[begin Material provided]
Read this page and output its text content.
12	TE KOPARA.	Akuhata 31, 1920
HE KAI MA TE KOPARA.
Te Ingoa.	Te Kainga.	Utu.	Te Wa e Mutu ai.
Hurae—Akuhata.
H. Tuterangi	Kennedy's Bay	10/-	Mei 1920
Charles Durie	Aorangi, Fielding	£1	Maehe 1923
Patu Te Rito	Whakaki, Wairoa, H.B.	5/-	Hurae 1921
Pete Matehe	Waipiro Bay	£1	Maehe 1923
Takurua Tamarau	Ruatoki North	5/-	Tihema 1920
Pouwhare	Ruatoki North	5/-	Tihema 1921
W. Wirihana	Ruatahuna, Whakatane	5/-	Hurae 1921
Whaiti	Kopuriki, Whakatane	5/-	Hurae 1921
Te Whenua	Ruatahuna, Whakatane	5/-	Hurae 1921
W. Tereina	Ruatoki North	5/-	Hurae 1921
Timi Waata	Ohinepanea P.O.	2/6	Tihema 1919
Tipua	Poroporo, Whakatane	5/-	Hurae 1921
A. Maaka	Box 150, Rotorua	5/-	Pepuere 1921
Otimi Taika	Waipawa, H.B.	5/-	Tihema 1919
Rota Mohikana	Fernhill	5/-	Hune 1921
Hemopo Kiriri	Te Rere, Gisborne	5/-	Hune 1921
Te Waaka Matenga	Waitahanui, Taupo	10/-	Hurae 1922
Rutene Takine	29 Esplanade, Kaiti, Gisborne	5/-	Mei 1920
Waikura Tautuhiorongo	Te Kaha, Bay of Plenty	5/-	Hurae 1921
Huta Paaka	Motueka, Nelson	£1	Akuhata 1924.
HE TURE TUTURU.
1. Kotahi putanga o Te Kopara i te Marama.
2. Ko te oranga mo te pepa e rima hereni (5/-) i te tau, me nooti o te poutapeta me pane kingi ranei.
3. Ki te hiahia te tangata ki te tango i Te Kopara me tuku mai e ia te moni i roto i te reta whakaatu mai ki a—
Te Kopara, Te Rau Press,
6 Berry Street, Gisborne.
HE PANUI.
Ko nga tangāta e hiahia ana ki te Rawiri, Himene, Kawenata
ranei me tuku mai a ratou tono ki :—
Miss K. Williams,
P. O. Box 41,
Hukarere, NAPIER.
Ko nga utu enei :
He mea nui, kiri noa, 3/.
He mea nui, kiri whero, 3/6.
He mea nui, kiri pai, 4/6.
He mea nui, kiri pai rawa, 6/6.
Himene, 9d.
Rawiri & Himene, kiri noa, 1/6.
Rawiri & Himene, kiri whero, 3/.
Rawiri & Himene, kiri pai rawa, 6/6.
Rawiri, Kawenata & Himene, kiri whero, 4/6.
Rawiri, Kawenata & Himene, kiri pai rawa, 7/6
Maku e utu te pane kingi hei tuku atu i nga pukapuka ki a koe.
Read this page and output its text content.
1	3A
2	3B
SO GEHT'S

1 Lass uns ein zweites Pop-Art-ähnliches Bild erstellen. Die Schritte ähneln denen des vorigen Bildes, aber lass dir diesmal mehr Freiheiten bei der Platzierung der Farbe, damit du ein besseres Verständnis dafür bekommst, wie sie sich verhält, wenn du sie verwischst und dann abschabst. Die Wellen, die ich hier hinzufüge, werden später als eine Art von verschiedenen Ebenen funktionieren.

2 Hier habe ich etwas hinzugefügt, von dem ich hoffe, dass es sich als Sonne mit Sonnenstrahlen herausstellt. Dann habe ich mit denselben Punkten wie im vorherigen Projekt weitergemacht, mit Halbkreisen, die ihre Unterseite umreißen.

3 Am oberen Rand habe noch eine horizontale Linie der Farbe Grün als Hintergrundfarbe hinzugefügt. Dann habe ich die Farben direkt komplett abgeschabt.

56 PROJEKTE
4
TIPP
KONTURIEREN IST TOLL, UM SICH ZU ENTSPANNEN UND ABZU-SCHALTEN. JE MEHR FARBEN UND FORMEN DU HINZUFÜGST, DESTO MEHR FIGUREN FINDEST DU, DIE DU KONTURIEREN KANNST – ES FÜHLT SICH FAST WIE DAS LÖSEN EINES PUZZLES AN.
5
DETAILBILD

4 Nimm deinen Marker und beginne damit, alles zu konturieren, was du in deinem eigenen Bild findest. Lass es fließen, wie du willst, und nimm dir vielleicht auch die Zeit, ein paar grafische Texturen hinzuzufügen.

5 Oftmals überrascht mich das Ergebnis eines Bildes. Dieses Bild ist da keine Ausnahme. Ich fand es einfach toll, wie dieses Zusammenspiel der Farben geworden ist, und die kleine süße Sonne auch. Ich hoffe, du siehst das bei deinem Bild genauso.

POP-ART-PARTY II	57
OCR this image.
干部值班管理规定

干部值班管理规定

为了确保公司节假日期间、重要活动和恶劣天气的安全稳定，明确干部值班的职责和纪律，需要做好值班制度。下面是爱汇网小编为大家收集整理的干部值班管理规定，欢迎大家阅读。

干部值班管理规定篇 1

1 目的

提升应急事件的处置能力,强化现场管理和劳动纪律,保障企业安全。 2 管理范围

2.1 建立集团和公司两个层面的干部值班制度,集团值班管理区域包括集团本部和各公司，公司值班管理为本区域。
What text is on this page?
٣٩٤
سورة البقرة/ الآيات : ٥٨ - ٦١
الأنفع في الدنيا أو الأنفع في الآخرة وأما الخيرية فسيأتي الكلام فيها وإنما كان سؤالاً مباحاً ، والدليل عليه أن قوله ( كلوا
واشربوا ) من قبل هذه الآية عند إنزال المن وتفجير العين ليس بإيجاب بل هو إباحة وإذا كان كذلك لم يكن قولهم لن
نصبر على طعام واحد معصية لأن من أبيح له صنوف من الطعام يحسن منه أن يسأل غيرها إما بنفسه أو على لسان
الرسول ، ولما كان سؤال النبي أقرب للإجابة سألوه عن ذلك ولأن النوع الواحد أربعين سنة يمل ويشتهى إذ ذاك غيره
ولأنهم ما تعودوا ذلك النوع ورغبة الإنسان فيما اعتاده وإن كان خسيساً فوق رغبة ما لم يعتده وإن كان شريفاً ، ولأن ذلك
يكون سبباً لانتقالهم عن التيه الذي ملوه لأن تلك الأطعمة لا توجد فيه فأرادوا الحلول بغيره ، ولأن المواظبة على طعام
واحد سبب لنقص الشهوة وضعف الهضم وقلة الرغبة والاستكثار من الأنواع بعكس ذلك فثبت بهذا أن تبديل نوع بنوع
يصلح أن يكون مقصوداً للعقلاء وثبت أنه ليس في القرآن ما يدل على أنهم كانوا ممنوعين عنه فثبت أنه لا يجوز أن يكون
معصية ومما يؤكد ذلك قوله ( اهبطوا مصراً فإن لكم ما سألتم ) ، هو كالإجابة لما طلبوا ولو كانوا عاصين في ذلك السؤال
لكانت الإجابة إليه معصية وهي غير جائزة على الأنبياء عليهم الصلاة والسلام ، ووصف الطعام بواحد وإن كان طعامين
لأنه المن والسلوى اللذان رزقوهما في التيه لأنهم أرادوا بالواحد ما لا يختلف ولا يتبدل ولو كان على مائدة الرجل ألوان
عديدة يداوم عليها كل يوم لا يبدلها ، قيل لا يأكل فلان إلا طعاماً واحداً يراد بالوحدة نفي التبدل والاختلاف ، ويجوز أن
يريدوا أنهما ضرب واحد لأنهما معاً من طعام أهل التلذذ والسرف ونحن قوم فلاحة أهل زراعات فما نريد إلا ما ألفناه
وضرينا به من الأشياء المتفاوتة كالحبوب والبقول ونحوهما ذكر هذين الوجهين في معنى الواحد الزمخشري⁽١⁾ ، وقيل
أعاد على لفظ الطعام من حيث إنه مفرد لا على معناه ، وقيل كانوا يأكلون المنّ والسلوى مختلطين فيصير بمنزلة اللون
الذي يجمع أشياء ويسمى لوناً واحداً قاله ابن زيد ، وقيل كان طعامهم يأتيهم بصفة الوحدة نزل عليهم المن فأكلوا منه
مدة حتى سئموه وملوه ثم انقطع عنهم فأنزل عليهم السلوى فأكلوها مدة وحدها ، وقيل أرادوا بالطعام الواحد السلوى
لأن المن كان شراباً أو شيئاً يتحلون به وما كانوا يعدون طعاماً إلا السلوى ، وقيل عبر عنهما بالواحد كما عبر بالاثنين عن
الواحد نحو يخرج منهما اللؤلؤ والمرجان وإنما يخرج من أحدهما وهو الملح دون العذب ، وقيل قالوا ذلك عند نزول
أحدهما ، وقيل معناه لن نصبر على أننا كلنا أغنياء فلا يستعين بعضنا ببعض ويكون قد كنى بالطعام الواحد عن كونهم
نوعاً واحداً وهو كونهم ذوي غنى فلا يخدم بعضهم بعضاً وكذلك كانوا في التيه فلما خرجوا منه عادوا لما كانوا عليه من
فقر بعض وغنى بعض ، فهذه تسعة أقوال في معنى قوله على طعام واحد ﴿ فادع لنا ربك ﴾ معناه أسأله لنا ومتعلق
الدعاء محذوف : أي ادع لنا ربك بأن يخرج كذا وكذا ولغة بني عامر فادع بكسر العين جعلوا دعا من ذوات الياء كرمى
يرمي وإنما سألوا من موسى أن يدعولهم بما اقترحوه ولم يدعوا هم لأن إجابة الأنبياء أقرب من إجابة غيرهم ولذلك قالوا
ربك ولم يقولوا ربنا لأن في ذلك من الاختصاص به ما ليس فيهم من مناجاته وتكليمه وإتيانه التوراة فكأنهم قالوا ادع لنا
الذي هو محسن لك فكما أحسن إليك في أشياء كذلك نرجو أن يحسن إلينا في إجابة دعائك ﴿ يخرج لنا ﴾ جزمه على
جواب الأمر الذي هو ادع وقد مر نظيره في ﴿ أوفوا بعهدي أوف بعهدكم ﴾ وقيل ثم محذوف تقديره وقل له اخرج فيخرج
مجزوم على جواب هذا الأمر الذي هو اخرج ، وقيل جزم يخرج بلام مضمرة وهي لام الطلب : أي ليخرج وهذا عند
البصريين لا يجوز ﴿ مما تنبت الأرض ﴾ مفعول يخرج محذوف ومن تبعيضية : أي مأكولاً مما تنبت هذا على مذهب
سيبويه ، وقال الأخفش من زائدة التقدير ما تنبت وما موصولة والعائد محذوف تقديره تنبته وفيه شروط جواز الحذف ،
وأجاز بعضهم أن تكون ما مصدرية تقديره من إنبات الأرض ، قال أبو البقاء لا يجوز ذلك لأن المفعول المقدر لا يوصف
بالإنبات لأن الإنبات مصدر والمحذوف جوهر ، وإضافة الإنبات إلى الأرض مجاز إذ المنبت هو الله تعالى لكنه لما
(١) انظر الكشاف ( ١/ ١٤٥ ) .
[end Material provided]
= Exercise requirements =
Look through the entries above and list every line containing "الأنبياء".

= Output =
لكانت الإجابة إليه معصية وهي غير جائزة على الأنبياء عليهم الصلاة والسلام ، ووصف الطعام بواحد وإن كان طعامين
يرمي وإنما سألوا من موسى أن يدعولهم بما اقترحوه ولم يدعوا هم لأن إجابة الأنبياء أقرب من إجابة غيرهم ولذلك قالوا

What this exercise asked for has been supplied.